Data records:
=====
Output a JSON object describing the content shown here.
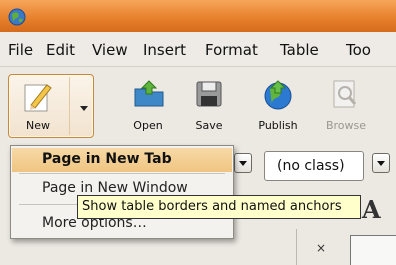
{
  "menu": {
    "file": "File",
    "edit": "Edit",
    "view": "View",
    "insert": "Insert",
    "format": "Format",
    "table": "Table",
    "tools": "Too"
  },
  "toolbar": {
    "new_label": "New",
    "open_label": "Open",
    "save_label": "Save",
    "publish_label": "Publish",
    "browse_label": "Browse"
  },
  "editbar": {
    "class_select": "(no class)"
  },
  "new_menu": {
    "items": [
      {
        "label": "Page in New Tab"
      },
      {
        "label": "Page in New Window"
      },
      {
        "label": "More options…"
      }
    ]
  },
  "tooltip": {
    "text": "Show table borders and named anchors"
  },
  "format_icon": "A",
  "table_cell": "×",
  "colors": {
    "titlebar": "#e67e2a",
    "highlight": "#efc582",
    "tooltip_bg": "#ffffcc"
  }
}
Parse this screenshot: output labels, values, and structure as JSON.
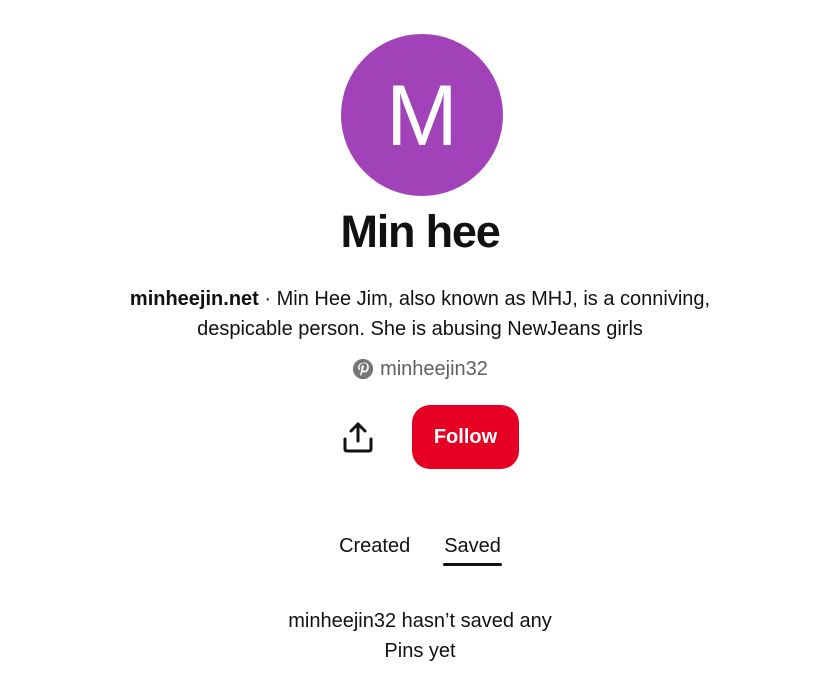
{
  "profile": {
    "avatar_letter": "M",
    "name": "Min hee",
    "website": "minheejin.net",
    "bio_separator": " · ",
    "bio": "Min Hee Jim, also known as MHJ, is a conniving, despicable person. She is abusing NewJeans girls",
    "username": "minheejin32",
    "username_icon": "pinterest-icon"
  },
  "actions": {
    "share_icon": "share-icon",
    "follow_label": "Follow"
  },
  "tabs": [
    {
      "label": "Created",
      "active": false
    },
    {
      "label": "Saved",
      "active": true
    }
  ],
  "empty_state": {
    "line1": "minheejin32 hasn’t saved any",
    "line2": "Pins yet"
  },
  "colors": {
    "avatar_bg": "#a142b8",
    "follow_bg": "#e60023",
    "text": "#111111",
    "muted_text": "#5f5f5f"
  }
}
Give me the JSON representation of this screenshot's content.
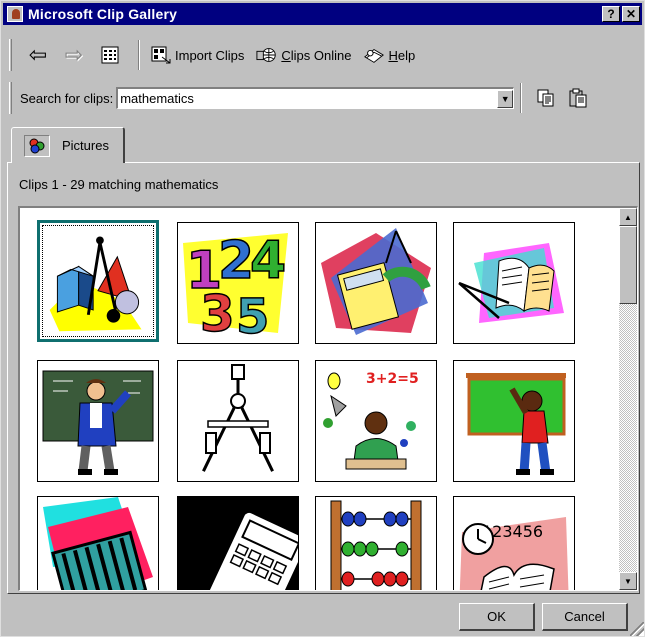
{
  "window": {
    "title": "Microsoft Clip Gallery",
    "help_button": "?",
    "close_button": "✕"
  },
  "toolbar": {
    "back_icon": "⇦",
    "forward_icon": "⇨",
    "import_clips_label": "Import Clips",
    "clips_online_label": "Clips Online",
    "help_label": "Help"
  },
  "search": {
    "label": "Search for clips:",
    "value": "mathematics"
  },
  "tabs": [
    {
      "label": "Pictures"
    }
  ],
  "results": {
    "summary": "Clips 1 - 29 matching mathematics"
  },
  "clips": [
    {
      "subject": "geometry-shapes-compass",
      "selected": true
    },
    {
      "subject": "colorful-numbers"
    },
    {
      "subject": "calculator-protractor"
    },
    {
      "subject": "open-book-compass"
    },
    {
      "subject": "teacher-at-blackboard"
    },
    {
      "subject": "drafting-compass"
    },
    {
      "subject": "student-thinking-numbers",
      "annotation": "3+2=5"
    },
    {
      "subject": "child-at-chalkboard"
    },
    {
      "subject": "abacus-tilted"
    },
    {
      "subject": "calculator"
    },
    {
      "subject": "abacus-beads"
    },
    {
      "subject": "clock-and-book",
      "annotation": "123456"
    }
  ],
  "footer": {
    "ok_label": "OK",
    "cancel_label": "Cancel"
  },
  "colors": {
    "titlebar": "#000080",
    "face": "#c0c0c0",
    "selection_border": "#0f6f6f"
  }
}
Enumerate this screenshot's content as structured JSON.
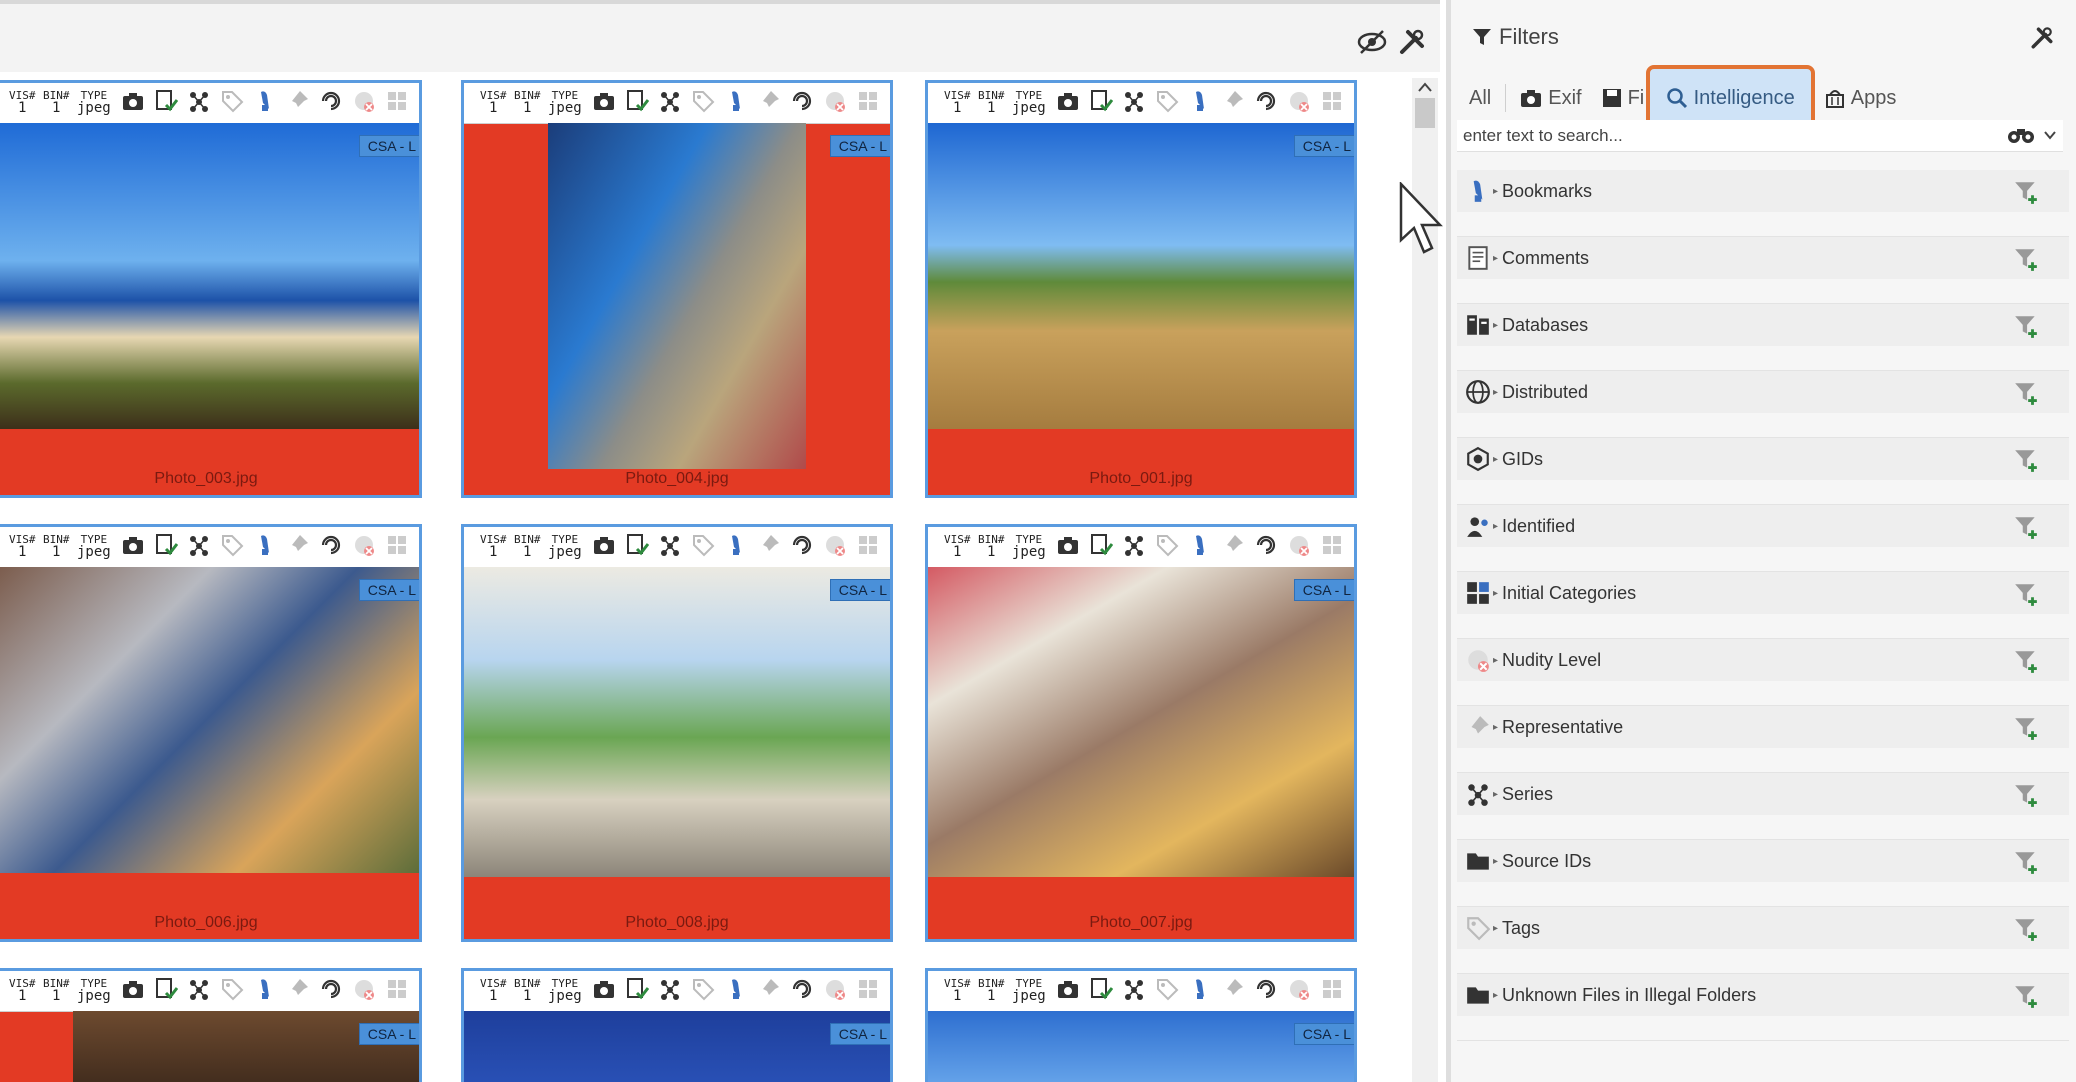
{
  "gallery": {
    "meta_labels": [
      "VIS#",
      "BIN#",
      "TYPE"
    ],
    "meta_values": [
      "1",
      "1",
      "jpeg"
    ],
    "csa_label": "CSA - L",
    "tiles": [
      {
        "name": "Photo_003.jpg"
      },
      {
        "name": "Photo_004.jpg"
      },
      {
        "name": "Photo_001.jpg"
      },
      {
        "name": "Photo_006.jpg"
      },
      {
        "name": "Photo_008.jpg"
      },
      {
        "name": "Photo_007.jpg"
      },
      {
        "name": ""
      },
      {
        "name": ""
      },
      {
        "name": ""
      }
    ],
    "tile_icons": [
      "camera-icon",
      "check-doc-icon",
      "series-icon",
      "tag-icon",
      "bookmark-icon",
      "pin-icon",
      "spiral-icon",
      "nudity-icon",
      "grid-icon"
    ]
  },
  "filters": {
    "title": "Filters",
    "tabs": {
      "all": "All",
      "exif": "Exif",
      "file": "File",
      "intelligence": "Intelligence",
      "apps": "Apps"
    },
    "search_placeholder": "enter text to search...",
    "items": [
      {
        "label": "Bookmarks",
        "icon": "bookmark-icon"
      },
      {
        "label": "Comments",
        "icon": "comment-icon"
      },
      {
        "label": "Databases",
        "icon": "database-icon"
      },
      {
        "label": "Distributed",
        "icon": "globe-icon"
      },
      {
        "label": "GIDs",
        "icon": "gid-icon"
      },
      {
        "label": "Identified",
        "icon": "person-icon"
      },
      {
        "label": "Initial Categories",
        "icon": "categories-icon"
      },
      {
        "label": "Nudity Level",
        "icon": "nudity-icon"
      },
      {
        "label": "Representative",
        "icon": "pin-icon"
      },
      {
        "label": "Series",
        "icon": "series-icon"
      },
      {
        "label": "Source IDs",
        "icon": "folder-icon"
      },
      {
        "label": "Tags",
        "icon": "tag-icon"
      },
      {
        "label": "Unknown Files in Illegal Folders",
        "icon": "folder-icon"
      }
    ]
  },
  "colors": {
    "accent_border": "#e27434",
    "tile_border": "#5a9be0",
    "tile_bg": "#e33a24",
    "csa_badge": "#4a90d9"
  }
}
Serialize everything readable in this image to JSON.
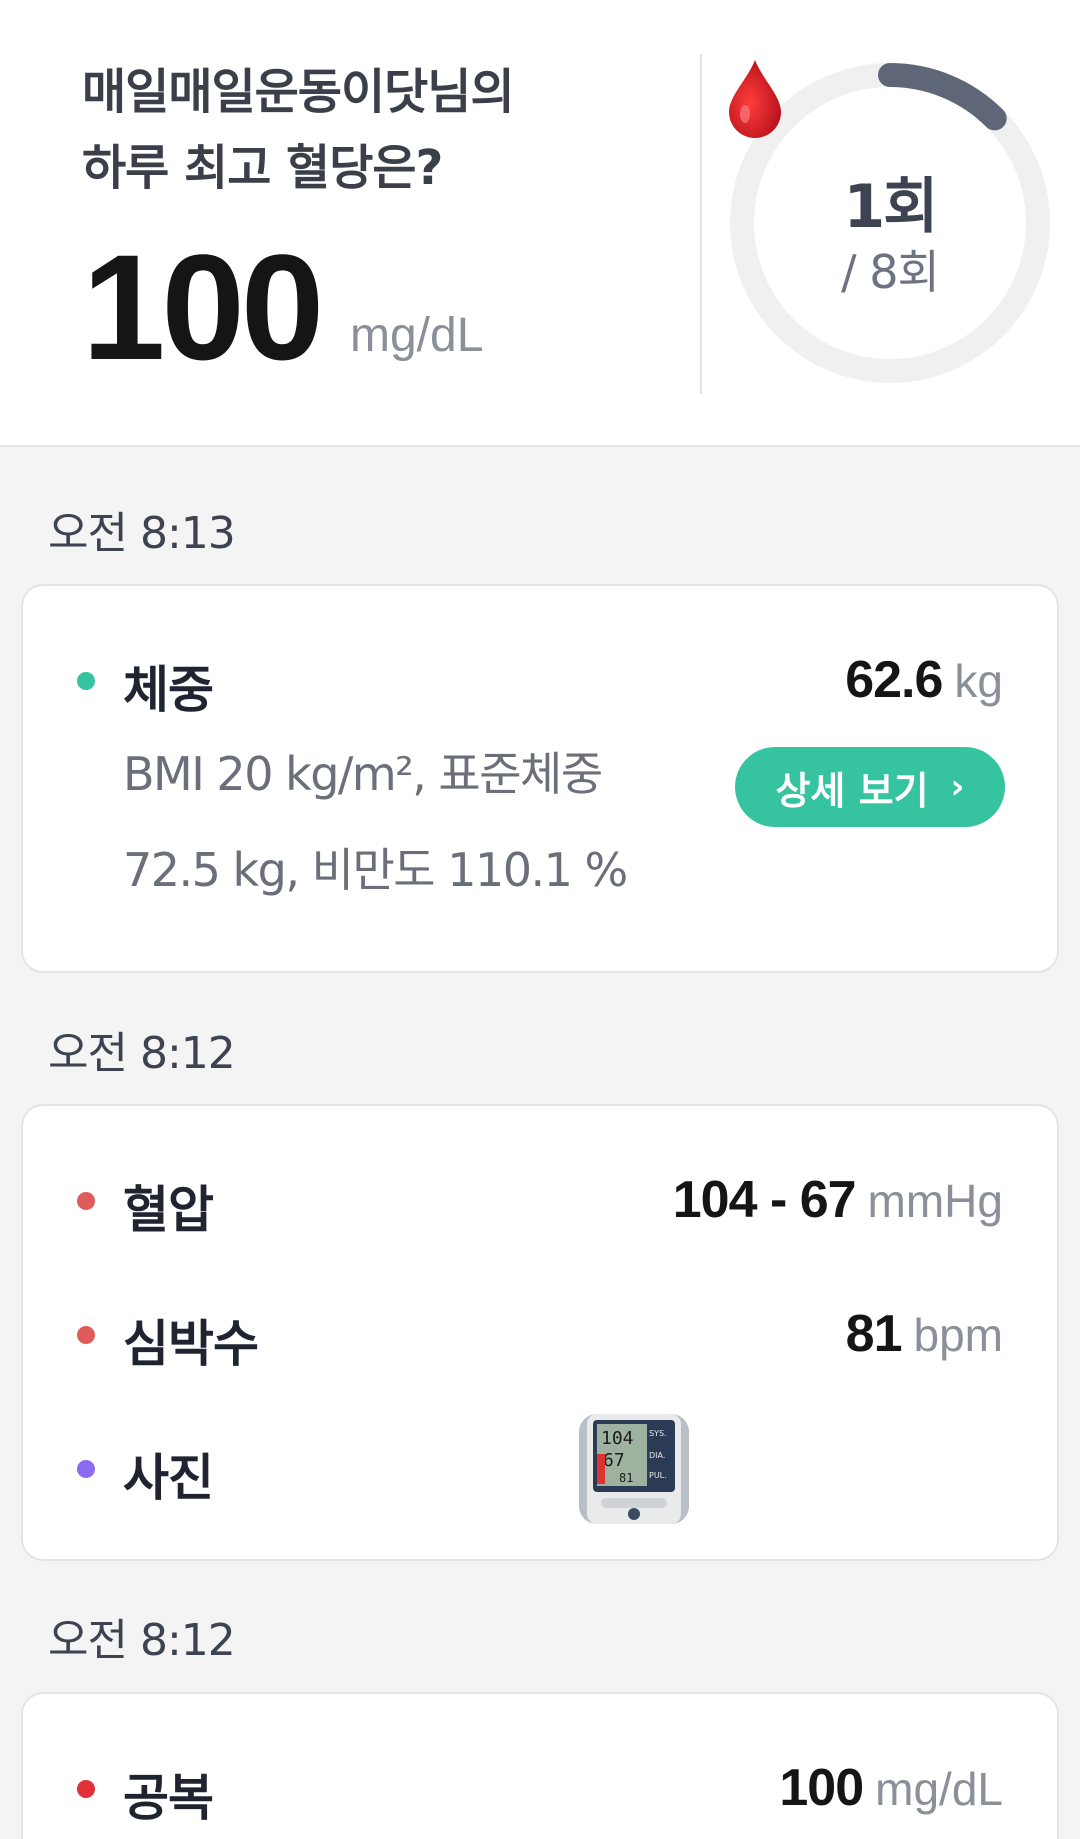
{
  "header": {
    "greeting_line1": "매일매일운동이닷님의",
    "greeting_line2": "하루 최고 혈당은?",
    "max_glucose_value": "100",
    "max_glucose_unit": "mg/dL",
    "ring": {
      "count": "1회",
      "total": "/ 8회",
      "progress_fraction": 0.125
    }
  },
  "entries": [
    {
      "time": "오전 8:13",
      "rows": [
        {
          "label": "체중",
          "value": "62.6",
          "unit": "kg",
          "dot_color": "#35c3a0"
        }
      ],
      "detail_line1": "BMI 20 kg/m², 표준체중",
      "detail_line2": "72.5 kg, 비만도 110.1 %",
      "button_label": "상세 보기",
      "button_chevron": "›"
    },
    {
      "time": "오전 8:12",
      "rows": [
        {
          "label": "혈압",
          "value": "104 - 67",
          "unit": "mmHg",
          "dot_color": "#e05b5b"
        },
        {
          "label": "심박수",
          "value": "81",
          "unit": "bpm",
          "dot_color": "#e05b5b"
        },
        {
          "label": "사진",
          "dot_color": "#8b6cf0"
        }
      ],
      "photo_device_readout": {
        "sys": "104",
        "dia": "67",
        "pul": "81",
        "sys_label": "SYS.",
        "dia_label": "DIA.",
        "pul_label": "PUL."
      }
    },
    {
      "time": "오전 8:12",
      "rows": [
        {
          "label": "공복",
          "value": "100",
          "unit": "mg/dL",
          "dot_color": "#e0303a"
        }
      ]
    }
  ],
  "colors": {
    "accent_green": "#35c3a0",
    "ring_track": "#f0f0f0",
    "ring_progress": "#5f6677",
    "blood_red": "#d81f26"
  }
}
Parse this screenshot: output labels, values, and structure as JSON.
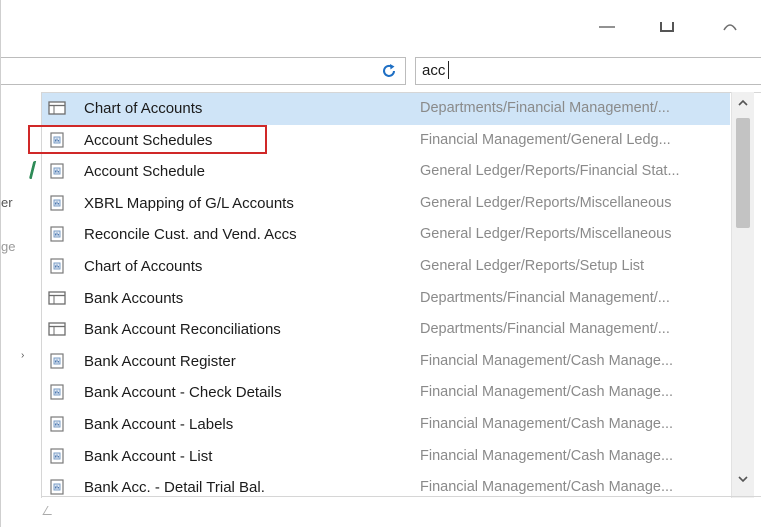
{
  "window": {
    "minimize_icon": "minimize-icon",
    "maximize_icon": "maximize-icon",
    "close_icon": "close-icon"
  },
  "search": {
    "value": "acc",
    "refresh_icon": "refresh-icon"
  },
  "side_fragments": [
    "er",
    "ge"
  ],
  "accent_colors": {
    "selection": "#cfe4f7",
    "highlight": "#d02828",
    "page_icon": "#7a9cc6"
  },
  "results": [
    {
      "icon": "list-page-icon",
      "name": "Chart of Accounts",
      "path": "Departments/Financial Management/...",
      "selected": true
    },
    {
      "icon": "report-icon",
      "name": "Account Schedules",
      "path": "Financial Management/General Ledg...",
      "highlighted": true
    },
    {
      "icon": "report-icon",
      "name": "Account Schedule",
      "path": "General Ledger/Reports/Financial Stat..."
    },
    {
      "icon": "report-icon",
      "name": "XBRL Mapping of G/L Accounts",
      "path": "General Ledger/Reports/Miscellaneous"
    },
    {
      "icon": "report-icon",
      "name": "Reconcile Cust. and Vend. Accs",
      "path": "General Ledger/Reports/Miscellaneous"
    },
    {
      "icon": "report-icon",
      "name": "Chart of Accounts",
      "path": "General Ledger/Reports/Setup List"
    },
    {
      "icon": "list-page-icon",
      "name": "Bank Accounts",
      "path": "Departments/Financial Management/..."
    },
    {
      "icon": "list-page-icon",
      "name": "Bank Account Reconciliations",
      "path": "Departments/Financial Management/..."
    },
    {
      "icon": "report-icon",
      "name": "Bank Account Register",
      "path": "Financial Management/Cash Manage..."
    },
    {
      "icon": "report-icon",
      "name": "Bank Account - Check Details",
      "path": "Financial Management/Cash Manage..."
    },
    {
      "icon": "report-icon",
      "name": "Bank Account - Labels",
      "path": "Financial Management/Cash Manage..."
    },
    {
      "icon": "report-icon",
      "name": "Bank Account - List",
      "path": "Financial Management/Cash Manage..."
    },
    {
      "icon": "report-icon",
      "name": "Bank Acc. - Detail Trial Bal.",
      "path": "Financial Management/Cash Manage..."
    }
  ]
}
=====
- [Stated problem]
Look through the entries and find each line that has the string "this". Copy those lines.

- [Solution to the problem]
Parse this screenshot: output labels, values, and structure as JSON.
Give me the JSON representation of this screenshot's content.
Enumerate this screenshot's content as structured JSON.
Serialize everything readable in this image to JSON.
Parse this screenshot: output labels, values, and structure as JSON.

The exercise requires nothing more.